>> START

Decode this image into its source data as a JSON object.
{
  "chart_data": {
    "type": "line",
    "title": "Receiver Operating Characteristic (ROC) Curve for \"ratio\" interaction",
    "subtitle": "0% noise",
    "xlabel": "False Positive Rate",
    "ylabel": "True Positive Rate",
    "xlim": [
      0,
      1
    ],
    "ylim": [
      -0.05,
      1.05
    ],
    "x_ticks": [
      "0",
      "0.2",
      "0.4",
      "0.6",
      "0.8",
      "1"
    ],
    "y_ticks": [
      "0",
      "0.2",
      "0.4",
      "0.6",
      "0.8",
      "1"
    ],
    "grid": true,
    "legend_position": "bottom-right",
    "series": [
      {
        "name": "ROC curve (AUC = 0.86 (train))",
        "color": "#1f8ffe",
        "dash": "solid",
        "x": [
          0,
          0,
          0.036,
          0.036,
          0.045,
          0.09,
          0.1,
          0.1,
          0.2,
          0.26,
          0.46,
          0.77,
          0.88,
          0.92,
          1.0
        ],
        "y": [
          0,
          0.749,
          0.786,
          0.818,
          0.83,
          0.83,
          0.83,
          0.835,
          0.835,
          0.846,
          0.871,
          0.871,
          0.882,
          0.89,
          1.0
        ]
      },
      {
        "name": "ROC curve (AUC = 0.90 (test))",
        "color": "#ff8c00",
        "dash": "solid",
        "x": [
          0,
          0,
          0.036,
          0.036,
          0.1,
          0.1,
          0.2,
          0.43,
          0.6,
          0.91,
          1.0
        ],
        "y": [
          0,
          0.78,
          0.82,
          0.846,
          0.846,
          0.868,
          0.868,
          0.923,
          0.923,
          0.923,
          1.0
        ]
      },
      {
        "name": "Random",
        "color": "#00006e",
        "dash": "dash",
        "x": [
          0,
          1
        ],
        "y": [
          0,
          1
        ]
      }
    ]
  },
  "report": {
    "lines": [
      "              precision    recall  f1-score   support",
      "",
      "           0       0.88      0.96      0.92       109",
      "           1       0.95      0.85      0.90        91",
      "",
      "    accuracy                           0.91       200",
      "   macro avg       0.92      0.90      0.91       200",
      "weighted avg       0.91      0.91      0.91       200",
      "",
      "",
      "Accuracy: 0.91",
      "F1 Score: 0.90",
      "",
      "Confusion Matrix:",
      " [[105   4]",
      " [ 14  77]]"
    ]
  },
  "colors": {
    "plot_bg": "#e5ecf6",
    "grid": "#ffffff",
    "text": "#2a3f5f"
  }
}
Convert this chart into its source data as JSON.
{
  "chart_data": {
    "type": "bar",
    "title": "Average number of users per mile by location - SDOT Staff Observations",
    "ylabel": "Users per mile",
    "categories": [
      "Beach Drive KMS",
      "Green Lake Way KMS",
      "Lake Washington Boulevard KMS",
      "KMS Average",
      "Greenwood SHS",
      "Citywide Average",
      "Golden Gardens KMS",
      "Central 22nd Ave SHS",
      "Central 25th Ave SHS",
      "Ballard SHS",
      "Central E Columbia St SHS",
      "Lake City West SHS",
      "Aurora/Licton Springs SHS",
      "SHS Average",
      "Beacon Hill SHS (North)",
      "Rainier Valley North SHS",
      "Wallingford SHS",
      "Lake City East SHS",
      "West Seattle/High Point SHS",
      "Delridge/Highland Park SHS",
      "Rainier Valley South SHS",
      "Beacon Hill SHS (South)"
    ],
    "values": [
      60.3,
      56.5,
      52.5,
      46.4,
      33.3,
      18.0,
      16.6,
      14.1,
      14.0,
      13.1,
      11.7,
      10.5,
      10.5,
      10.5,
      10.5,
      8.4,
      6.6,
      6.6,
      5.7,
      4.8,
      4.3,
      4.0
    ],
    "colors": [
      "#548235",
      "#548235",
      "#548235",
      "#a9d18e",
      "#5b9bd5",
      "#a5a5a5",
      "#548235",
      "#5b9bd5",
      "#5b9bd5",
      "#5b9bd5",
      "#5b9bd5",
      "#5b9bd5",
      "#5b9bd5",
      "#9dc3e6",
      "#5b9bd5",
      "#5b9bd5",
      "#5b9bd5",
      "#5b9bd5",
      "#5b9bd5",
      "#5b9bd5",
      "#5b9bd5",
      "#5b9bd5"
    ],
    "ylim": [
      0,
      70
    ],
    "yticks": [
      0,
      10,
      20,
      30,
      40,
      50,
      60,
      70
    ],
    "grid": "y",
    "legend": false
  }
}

>> END

TASK PROMPT:
Repeat, character for character, the lines from the one that holds "Convert this chart" to the final line of the material, inclusive, and no other lines.

RESPONSE:
Convert this chart into its source data as JSON.
{
  "chart_data": {
    "type": "bar",
    "title": "Average number of users per mile by location - SDOT Staff Observations",
    "ylabel": "Users per mile",
    "categories": [
      "Beach Drive KMS",
      "Green Lake Way KMS",
      "Lake Washington Boulevard KMS",
      "KMS Average",
      "Greenwood SHS",
      "Citywide Average",
      "Golden Gardens KMS",
      "Central 22nd Ave SHS",
      "Central 25th Ave SHS",
      "Ballard SHS",
      "Central E Columbia St SHS",
      "Lake City West SHS",
      "Aurora/Licton Springs SHS",
      "SHS Average",
      "Beacon Hill SHS (North)",
      "Rainier Valley North SHS",
      "Wallingford SHS",
      "Lake City East SHS",
      "West Seattle/High Point SHS",
      "Delridge/Highland Park SHS",
      "Rainier Valley South SHS",
      "Beacon Hill SHS (South)"
    ],
    "values": [
      60.3,
      56.5,
      52.5,
      46.4,
      33.3,
      18.0,
      16.6,
      14.1,
      14.0,
      13.1,
      11.7,
      10.5,
      10.5,
      10.5,
      10.5,
      8.4,
      6.6,
      6.6,
      5.7,
      4.8,
      4.3,
      4.0
    ],
    "colors": [
      "#548235",
      "#548235",
      "#548235",
      "#a9d18e",
      "#5b9bd5",
      "#a5a5a5",
      "#548235",
      "#5b9bd5",
      "#5b9bd5",
      "#5b9bd5",
      "#5b9bd5",
      "#5b9bd5",
      "#5b9bd5",
      "#9dc3e6",
      "#5b9bd5",
      "#5b9bd5",
      "#5b9bd5",
      "#5b9bd5",
      "#5b9bd5",
      "#5b9bd5",
      "#5b9bd5",
      "#5b9bd5"
    ],
    "ylim": [
      0,
      70
    ],
    "yticks": [
      0,
      10,
      20,
      30,
      40,
      50,
      60,
      70
    ],
    "grid": "y",
    "legend": false
  }
}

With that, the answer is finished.